Your task: Retype each record below word for word. Leave the pictures out.

Dataset:

_ _ _ _

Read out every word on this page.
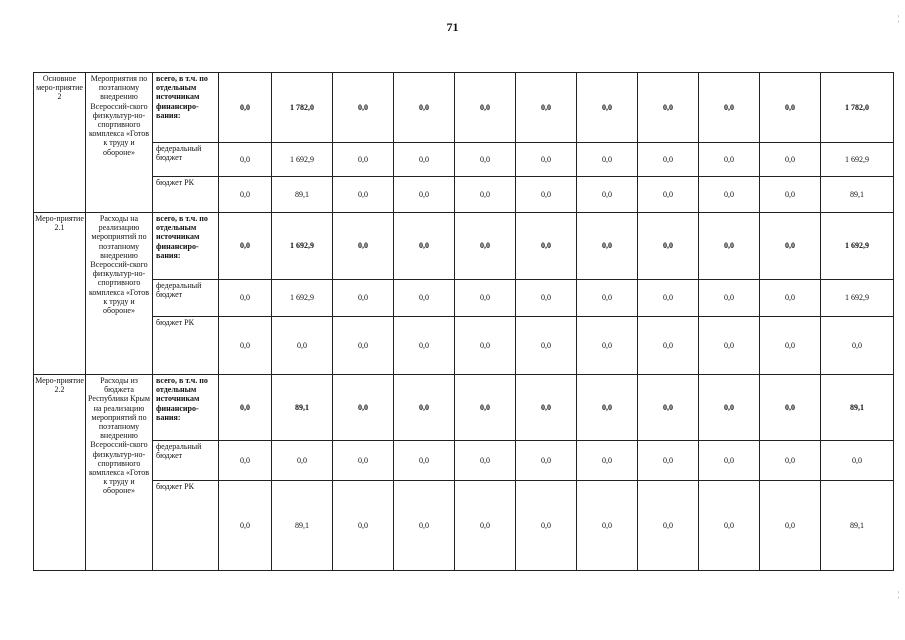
71
Основное меро-приятие 2	Мероприятия по поэтапному внедрению Всероссий-ского физкультур-но-спортивного комплекса «Готов к труду и обороне»	всего, в т.ч. по отдельным источникам финансиро-вания:	0,0	1 782,0	0,0	0,0	0,0	0,0	0,0	0,0	0,0	0,0	1 782,0
		федеральный бюджет	0,0	1 692,9	0,0	0,0	0,0	0,0	0,0	0,0	0,0	0,0	1 692,9
		бюджет РК	0,0	89,1	0,0	0,0	0,0	0,0	0,0	0,0	0,0	0,0	89,1
Меро-приятие 2.1	Расходы на реализацию мероприятий по поэтапному внедрению Всероссий-ского физкультур-но-спортивного комплекса «Готов к труду и обороне»	всего, в т.ч. по отдельным источникам финансиро-вания:	0,0	1 692,9	0,0	0,0	0,0	0,0	0,0	0,0	0,0	0,0	1 692,9
		федеральный бюджет	0,0	1 692,9	0,0	0,0	0,0	0,0	0,0	0,0	0,0	0,0	1 692,9
		бюджет РК	0,0	0,0	0,0	0,0	0,0	0,0	0,0	0,0	0,0	0,0	0,0
Меро-приятие 2.2	Расходы из бюджета Республики Крым на реализацию мероприятий по поэтапному внедрению Всероссий-ского физкультур-но-спортивного комплекса «Готов к труду и обороне»	всего, в т.ч. по отдельным источникам финансиро-вания:	0,0	89,1	0,0	0,0	0,0	0,0	0,0	0,0	0,0	0,0	89,1
		федеральный бюджет	0,0	0,0	0,0	0,0	0,0	0,0	0,0	0,0	0,0	0,0	0,0
		бюджет РК	0,0	89,1	0,0	0,0	0,0	0,0	0,0	0,0	0,0	0,0	89,1
¦
¦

_ _ _ _

Result:
Read out every word on this page.
71
Основное меро-приятие 2	Мероприятия по поэтапному внедрению Всероссий-ского физкультур-но-спортивного комплекса «Готов к труду и обороне»	всего, в т.ч. по отдельным источникам финансиро-вания:	0,0	1 782,0	0,0	0,0	0,0	0,0	0,0	0,0	0,0	0,0	1 782,0
		федеральный бюджет	0,0	1 692,9	0,0	0,0	0,0	0,0	0,0	0,0	0,0	0,0	1 692,9
		бюджет РК	0,0	89,1	0,0	0,0	0,0	0,0	0,0	0,0	0,0	0,0	89,1
Меро-приятие 2.1	Расходы на реализацию мероприятий по поэтапному внедрению Всероссий-ского физкультур-но-спортивного комплекса «Готов к труду и обороне»	всего, в т.ч. по отдельным источникам финансиро-вания:	0,0	1 692,9	0,0	0,0	0,0	0,0	0,0	0,0	0,0	0,0	1 692,9
		федеральный бюджет	0,0	1 692,9	0,0	0,0	0,0	0,0	0,0	0,0	0,0	0,0	1 692,9
		бюджет РК	0,0	0,0	0,0	0,0	0,0	0,0	0,0	0,0	0,0	0,0	0,0
Меро-приятие 2.2	Расходы из бюджета Республики Крым на реализацию мероприятий по поэтапному внедрению Всероссий-ского физкультур-но-спортивного комплекса «Готов к труду и обороне»	всего, в т.ч. по отдельным источникам финансиро-вания:	0,0	89,1	0,0	0,0	0,0	0,0	0,0	0,0	0,0	0,0	89,1
		федеральный бюджет	0,0	0,0	0,0	0,0	0,0	0,0	0,0	0,0	0,0	0,0	0,0
		бюджет РК	0,0	89,1	0,0	0,0	0,0	0,0	0,0	0,0	0,0	0,0	89,1
¦
¦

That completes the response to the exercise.